• **Task goal**
Pull each line holding "rivojlanish" out of the entries below.

— Start —

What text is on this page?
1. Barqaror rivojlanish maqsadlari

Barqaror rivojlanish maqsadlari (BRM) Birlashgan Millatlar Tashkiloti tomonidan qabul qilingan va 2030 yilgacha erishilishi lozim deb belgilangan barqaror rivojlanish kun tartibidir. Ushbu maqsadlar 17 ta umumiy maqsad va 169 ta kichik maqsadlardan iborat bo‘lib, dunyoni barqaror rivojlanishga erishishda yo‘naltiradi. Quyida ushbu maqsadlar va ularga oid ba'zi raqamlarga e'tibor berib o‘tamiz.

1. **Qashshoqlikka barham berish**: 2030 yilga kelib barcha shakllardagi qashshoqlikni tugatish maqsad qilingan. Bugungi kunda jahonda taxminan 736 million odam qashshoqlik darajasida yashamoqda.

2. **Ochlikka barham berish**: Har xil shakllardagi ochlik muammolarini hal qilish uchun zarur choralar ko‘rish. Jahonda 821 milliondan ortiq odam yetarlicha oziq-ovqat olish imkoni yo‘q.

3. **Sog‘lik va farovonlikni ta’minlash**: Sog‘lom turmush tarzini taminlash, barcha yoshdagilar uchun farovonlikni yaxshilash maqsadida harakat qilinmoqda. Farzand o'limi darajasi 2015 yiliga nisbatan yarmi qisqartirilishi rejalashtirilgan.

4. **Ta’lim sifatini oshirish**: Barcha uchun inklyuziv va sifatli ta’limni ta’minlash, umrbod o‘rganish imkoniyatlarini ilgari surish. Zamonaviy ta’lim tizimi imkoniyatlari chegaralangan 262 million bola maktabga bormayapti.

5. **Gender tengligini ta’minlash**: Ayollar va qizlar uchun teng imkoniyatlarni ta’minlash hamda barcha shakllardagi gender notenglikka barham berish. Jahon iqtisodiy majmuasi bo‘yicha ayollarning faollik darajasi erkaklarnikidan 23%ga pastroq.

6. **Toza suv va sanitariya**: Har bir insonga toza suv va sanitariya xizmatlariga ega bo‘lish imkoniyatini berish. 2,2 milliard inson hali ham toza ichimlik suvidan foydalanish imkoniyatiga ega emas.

— End —

• **Response to the exercise**
1. Barqaror rivojlanish maqsadlari
Barqaror rivojlanish maqsadlari (BRM) Birlashgan Millatlar Tashkiloti tomonidan qabul qilingan va 2030 yilgacha erishilishi lozim deb belgilangan barqaror rivojlanish kun tartibidir. Ushbu maqsadlar 17 ta umumiy maqsad va 169 ta kichik maqsadlardan iborat bo‘lib, dunyoni barqaror rivojlanishga erishishda yo‘naltiradi. Quyida ushbu maqsadlar va ularga oid ba'zi raqamlarga e'tibor berib o‘tamiz.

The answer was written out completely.